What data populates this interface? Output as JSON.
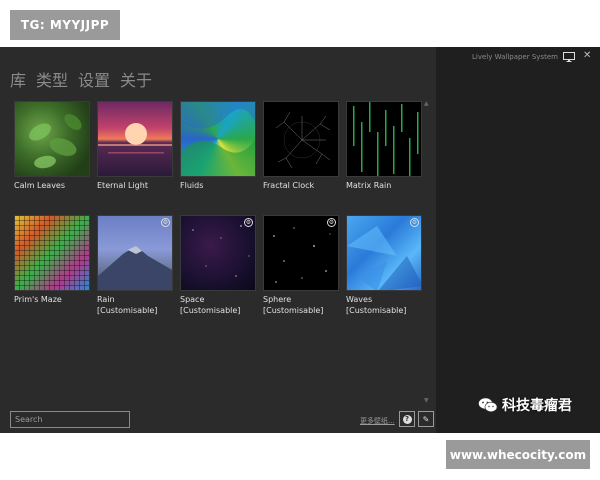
{
  "watermark": {
    "tg": "TG: MYYJJPP",
    "site": "www.whecocity.com",
    "wechat": "科技毒瘤君"
  },
  "nav": {
    "library": "库",
    "types": "类型",
    "settings": "设置",
    "about": "关于"
  },
  "right_pane": {
    "title": "Lively Wallpaper System"
  },
  "wallpapers": [
    {
      "label": "Calm Leaves",
      "customisable": false
    },
    {
      "label": "Eternal Light",
      "customisable": false
    },
    {
      "label": "Fluids",
      "customisable": false
    },
    {
      "label": "Fractal Clock",
      "customisable": false
    },
    {
      "label": "Matrix Rain",
      "customisable": false
    },
    {
      "label": "Prim's Maze",
      "customisable": false
    },
    {
      "label": "Rain [Customisable]",
      "customisable": true
    },
    {
      "label": "Space [Customisable]",
      "customisable": true
    },
    {
      "label": "Sphere [Customisable]",
      "customisable": true
    },
    {
      "label": "Waves [Customisable]",
      "customisable": true
    }
  ],
  "footer": {
    "search_placeholder": "Search",
    "more_link": "更多壁纸...",
    "help_symbol": "?",
    "edit_symbol": "✎"
  },
  "colors": {
    "window_bg": "#2b2b2b",
    "right_pane_bg": "#1f1f1f",
    "accent": "#9a9a9a"
  }
}
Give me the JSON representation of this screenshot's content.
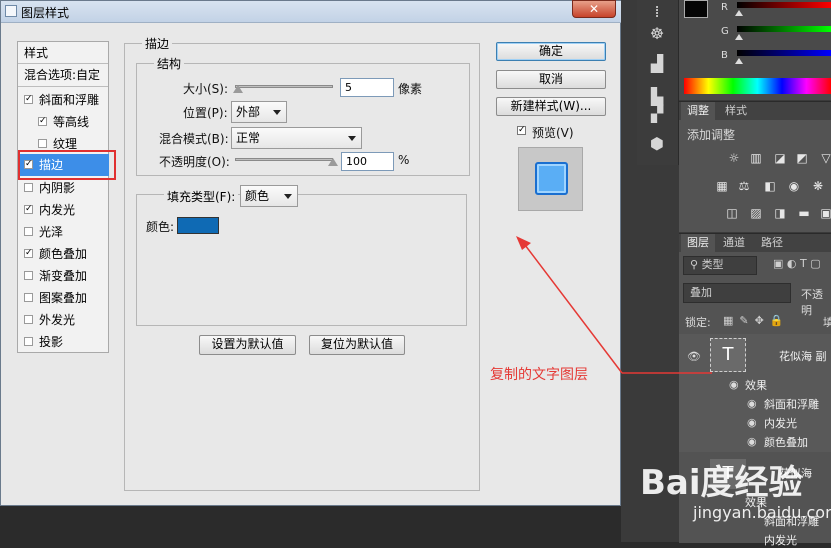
{
  "dialog": {
    "title": "图层样式",
    "close_label": "✕",
    "styles_header": "样式",
    "blend_options": "混合选项:自定",
    "style_items": [
      {
        "label": "斜面和浮雕",
        "checked": true
      },
      {
        "label": "等高线",
        "checked": true
      },
      {
        "label": "纹理",
        "checked": false
      },
      {
        "label": "描边",
        "checked": true
      },
      {
        "label": "内阴影",
        "checked": false
      },
      {
        "label": "内发光",
        "checked": true
      },
      {
        "label": "光泽",
        "checked": false
      },
      {
        "label": "颜色叠加",
        "checked": true
      },
      {
        "label": "渐变叠加",
        "checked": false
      },
      {
        "label": "图案叠加",
        "checked": false
      },
      {
        "label": "外发光",
        "checked": false
      },
      {
        "label": "投影",
        "checked": false
      }
    ],
    "stroke": {
      "section_title": "描边",
      "structure_title": "结构",
      "size_label": "大小(S):",
      "size_value": "5",
      "size_unit": "像素",
      "position_label": "位置(P):",
      "position_value": "外部",
      "blend_mode_label": "混合模式(B):",
      "blend_mode_value": "正常",
      "opacity_label": "不透明度(O):",
      "opacity_value": "100",
      "opacity_unit": "%",
      "fill_type_label": "填充类型(F):",
      "fill_type_value": "颜色",
      "color_label": "颜色:",
      "color_hex": "#0f6ab4",
      "set_default_btn": "设置为默认值",
      "reset_default_btn": "复位为默认值"
    },
    "buttons": {
      "ok": "确定",
      "cancel": "取消",
      "new_style": "新建样式(W)...",
      "preview_label": "预览(V)",
      "preview_checked": true
    }
  },
  "ps": {
    "color_panel": {
      "r": "R",
      "g": "G",
      "b": "B"
    },
    "adjust_tabs": [
      "调整",
      "样式"
    ],
    "adjust_title": "添加调整",
    "layer_tabs": [
      "图层",
      "通道",
      "路径"
    ],
    "filter_type": "类型",
    "blend_mode": "叠加",
    "opacity_short": "不透明",
    "lock_label": "锁定:",
    "fill_short": "填",
    "layer1_name": "花似海 副",
    "layer2_name": "花似海",
    "effects_label": "效果",
    "layer1_effects": [
      "斜面和浮雕",
      "内发光",
      "颜色叠加"
    ],
    "layer2_effects": [
      "斜面和浮雕",
      "内发光"
    ]
  },
  "annotation": {
    "text": "复制的文字图层"
  },
  "watermark": {
    "main": "Bai度经验",
    "sub": "jingyan.baidu.com"
  }
}
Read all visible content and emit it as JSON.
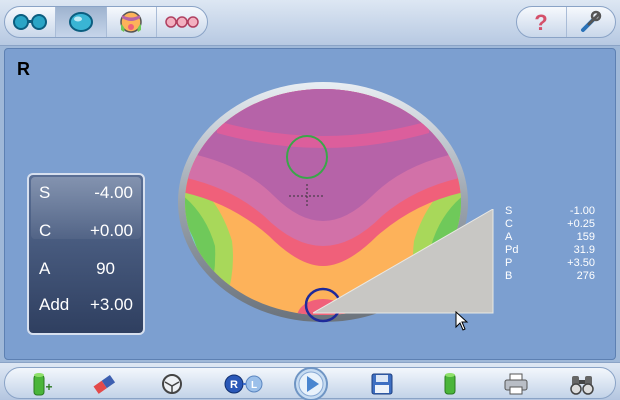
{
  "panel": {
    "eye": "R"
  },
  "lens_values": [
    {
      "label": "S",
      "value": "-4.00"
    },
    {
      "label": "C",
      "value": "+0.00"
    },
    {
      "label": "A",
      "value": "90"
    },
    {
      "label": "Add",
      "value": "+3.00"
    }
  ],
  "readout": [
    {
      "label": "S",
      "value": "-1.00"
    },
    {
      "label": "C",
      "value": "+0.25"
    },
    {
      "label": "A",
      "value": "159"
    },
    {
      "label": "Pd",
      "value": "31.9"
    },
    {
      "label": "P",
      "value": "+3.50"
    },
    {
      "label": "B",
      "value": "276"
    }
  ],
  "top_toolbar": {
    "mode_buttons": [
      "binocular-icon",
      "single-lens-icon",
      "color-map-icon",
      "multi-lens-icon"
    ],
    "help_icon": "help-icon",
    "settings_icon": "tools-icon"
  },
  "bottom_toolbar": {
    "buttons": [
      "add-lens-icon",
      "eraser-icon",
      "frame-icon",
      "right-left-icon",
      "play-icon",
      "save-icon",
      "lens-green-icon",
      "printer-icon",
      "binoculars-icon"
    ]
  },
  "colors": {
    "panel": "#7c9fd0",
    "panel_border": "#5d80b2",
    "box_bg": "#3b4c6f",
    "lens_ring": "#9aa3ad",
    "map_orange": "#fdb25a",
    "map_magenta": "#b663a8",
    "map_pink": "#f0607a",
    "map_green": "#6fc95a",
    "map_cyan": "#6fd0e8",
    "green_circle": "#3aa64a",
    "blue_circle": "#1e2a9a",
    "wedge": "#c8c7c4"
  }
}
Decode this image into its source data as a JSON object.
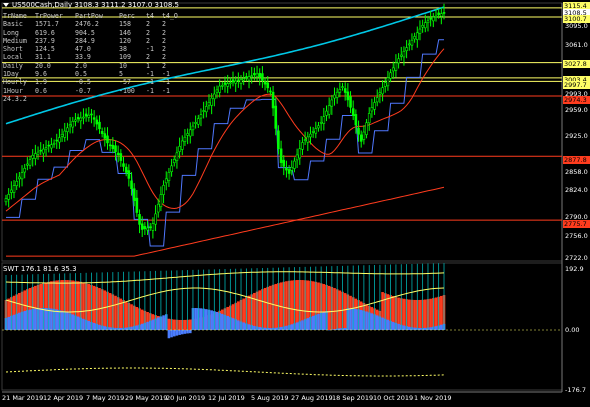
{
  "chart": {
    "symbol_title": "US500Cash,Daily  3108.3 3111.2 3107.0 3108.5",
    "indicator_title": "SWT 176.1 81.6 35.3"
  },
  "info_table": {
    "headers": [
      "TrName",
      "TrPower",
      "PartPow",
      "Perc",
      "t4",
      "t4_O"
    ],
    "rows": [
      [
        "Basic",
        "1571.7",
        "2476.2",
        "158",
        "2",
        "2"
      ],
      [
        "Long",
        "619.6",
        "904.5",
        "146",
        "2",
        "2"
      ],
      [
        "Medium",
        "237.9",
        "284.9",
        "120",
        "2",
        "2"
      ],
      [
        "Short",
        "124.5",
        "47.0",
        "38",
        "-1",
        "2"
      ],
      [
        "Local",
        "31.1",
        "33.9",
        "109",
        "2",
        "2"
      ],
      [
        "Daily",
        "20.0",
        "2.0",
        "10",
        "1",
        "2"
      ],
      [
        "1Day",
        "9.6",
        "0.5",
        "5",
        "-1",
        "-1"
      ],
      [
        "Hourly",
        "1.9",
        "-0.5",
        "-57",
        "-1",
        "-1"
      ],
      [
        "1Hour",
        "0.6",
        "-0.7",
        "-100",
        "-1",
        "-1"
      ],
      [
        "24.3.2",
        "",
        "",
        "",
        "",
        ""
      ]
    ]
  },
  "price_axis": {
    "labels": [
      "3095.0",
      "3061.0",
      "2993.0",
      "2959.0",
      "2925.0",
      "2858.0",
      "2824.0",
      "2790.0",
      "2756.0",
      "2722.0"
    ],
    "badges": [
      {
        "text": "3115.4",
        "color": "#ffff66"
      },
      {
        "text": "3108.5",
        "color": "#ffffff"
      },
      {
        "text": "3100.7",
        "color": "#ffff66"
      },
      {
        "text": "3027.8",
        "color": "#ffff66"
      },
      {
        "text": "3003.4",
        "color": "#ffff66"
      },
      {
        "text": "2997.7",
        "color": "#ffff66"
      },
      {
        "text": "2974.3",
        "color": "#ff3c1e"
      },
      {
        "text": "2877.8",
        "color": "#ff3c1e"
      },
      {
        "text": "2775.7",
        "color": "#ff3c1e"
      }
    ]
  },
  "indicator_axis": {
    "labels": [
      "192.9",
      "0.00",
      "-176.7"
    ]
  },
  "time_axis": {
    "labels": [
      "21 Mar 2019",
      "12 Apr 2019",
      "7 May 2019",
      "29 May 2019",
      "20 Jun 2019",
      "12 Jul 2019",
      "5 Aug 2019",
      "27 Aug 2019",
      "18 Sep 2019",
      "10 Oct 2019",
      "1 Nov 2019"
    ]
  },
  "colors": {
    "background": "#000000",
    "candle": "#00ff00",
    "ma_cyan": "#00c8e6",
    "ma_red": "#ff3c1e",
    "step_blue": "#5078ff",
    "level_yellow": "#ffff66",
    "level_red": "#ff3c1e",
    "hist_red": "#ff3c1e",
    "hist_blue": "#4a7dff",
    "hist_teal": "#00b4b4"
  }
}
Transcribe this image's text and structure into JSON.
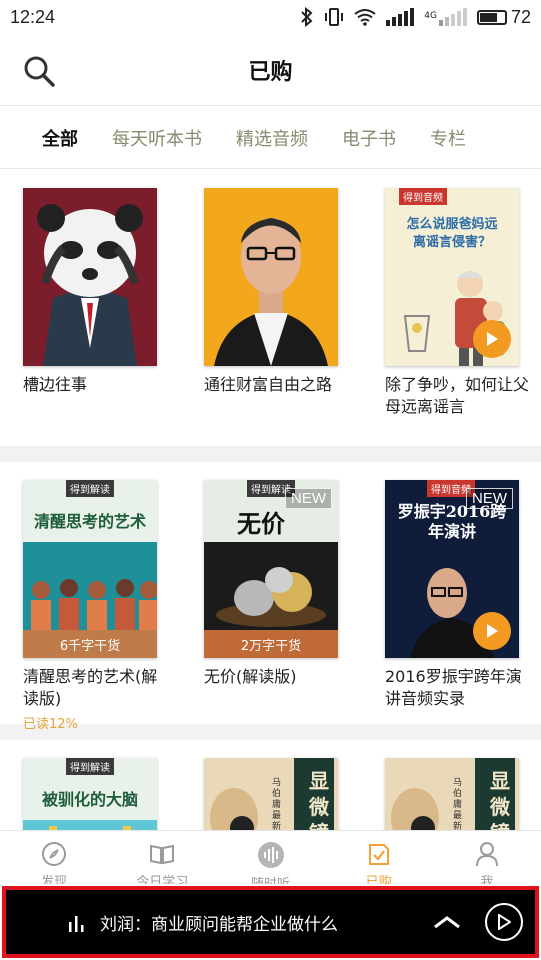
{
  "status_bar": {
    "time": "12:24",
    "network": "4G",
    "battery": "72",
    "battery_level": 0.72
  },
  "header": {
    "title": "已购"
  },
  "tabs": [
    {
      "label": "全部",
      "active": true
    },
    {
      "label": "每天听本书",
      "active": false
    },
    {
      "label": "精选音频",
      "active": false
    },
    {
      "label": "电子书",
      "active": false
    },
    {
      "label": "专栏",
      "active": false
    }
  ],
  "rows": [
    [
      {
        "title": "槽边往事"
      },
      {
        "title": "通往财富自由之路"
      },
      {
        "title": "除了争吵，如何让父母远离谣言",
        "tag": "得到音频",
        "cover_text": "怎么说服爸妈远离谣言侵害？"
      }
    ],
    [
      {
        "title": "清醒思考的艺术(解读版)",
        "tag": "得到解读",
        "cover_text": "清醒思考的艺术",
        "strip": "6千字干货",
        "progress": "已读12%"
      },
      {
        "title": "无价(解读版)",
        "tag": "得到解读",
        "cover_text": "无价",
        "strip": "2万字干货",
        "badge": "NEW"
      },
      {
        "title": "2016罗振宇跨年演讲音频实录",
        "tag": "得到音频",
        "cover_text": "罗振宇2016跨年演讲",
        "badge": "NEW"
      }
    ],
    [
      {
        "tag": "得到解读",
        "cover_text": "被驯化的大脑"
      },
      {
        "cover_text": "显微镜下",
        "author": "马伯庸 最新力作"
      },
      {
        "cover_text": "显微镜下",
        "author": "马伯庸 最新力作"
      }
    ]
  ],
  "bottom_nav": [
    {
      "label": "发现",
      "icon": "compass-icon",
      "active": false
    },
    {
      "label": "今日学习",
      "icon": "book-icon",
      "active": false
    },
    {
      "label": "随时听",
      "icon": "audio-wave-icon",
      "active": false
    },
    {
      "label": "已购",
      "icon": "purchased-icon",
      "active": true
    },
    {
      "label": "我",
      "icon": "person-icon",
      "active": false
    }
  ],
  "player": {
    "now_playing": "刘润：商业顾问能帮企业做什么"
  },
  "colors": {
    "accent": "#f2a135",
    "highlight_border": "#e0121b",
    "tab_inactive": "#8a8a70"
  }
}
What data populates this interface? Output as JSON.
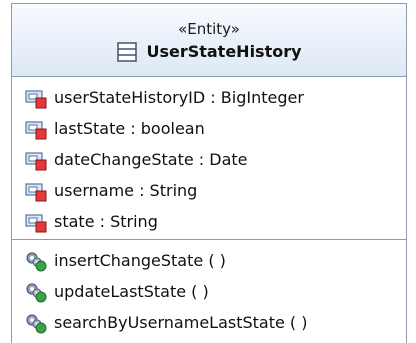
{
  "entity": {
    "stereotype": "«Entity»",
    "name": "UserStateHistory",
    "class_icon": "class-icon"
  },
  "attributes": [
    {
      "text": "userStateHistoryID : BigInteger",
      "icon": "private-field-icon"
    },
    {
      "text": "lastState : boolean",
      "icon": "private-field-icon"
    },
    {
      "text": "dateChangeState : Date",
      "icon": "private-field-icon"
    },
    {
      "text": "username : String",
      "icon": "private-field-icon"
    },
    {
      "text": "state : String",
      "icon": "private-field-icon"
    }
  ],
  "operations": [
    {
      "text": "insertChangeState ( )",
      "icon": "public-operation-icon"
    },
    {
      "text": "updateLastState ( )",
      "icon": "public-operation-icon"
    },
    {
      "text": "searchByUsernameLastState ( )",
      "icon": "public-operation-icon"
    }
  ],
  "colors": {
    "border": "#8f9bb0",
    "header_top": "#f8fafe",
    "header_bottom": "#dde8f6",
    "private_marker": "#e23a3a",
    "public_marker": "#3aa34a"
  }
}
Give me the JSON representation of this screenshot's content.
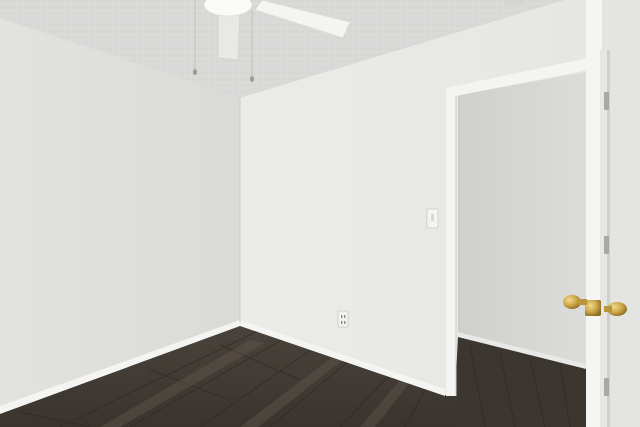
{
  "scene": {
    "kind": "photo",
    "subject": "empty-bedroom"
  },
  "colors": {
    "ceiling": "#dcdcda",
    "left_wall": "#e4e4e2",
    "back_wall": "#ececea",
    "closet_wall": "#d6d6d4",
    "trim": "#f4f4f2",
    "floor_dark": "#3e3832",
    "floor_mid": "#5a524a",
    "brass": "#c9a445"
  },
  "icons": [
    "ceiling-fan-icon",
    "light-switch-icon",
    "power-outlet-icon",
    "door-knob-icon"
  ]
}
====================
▶ WHAT IS BEING ASKED:
Looking at the data above, show all lines where the word "Rain" occurs.

▶ ANSWER BELOW:
      "label": "Matrix Rain",
      "label": "Rain [Customisable]",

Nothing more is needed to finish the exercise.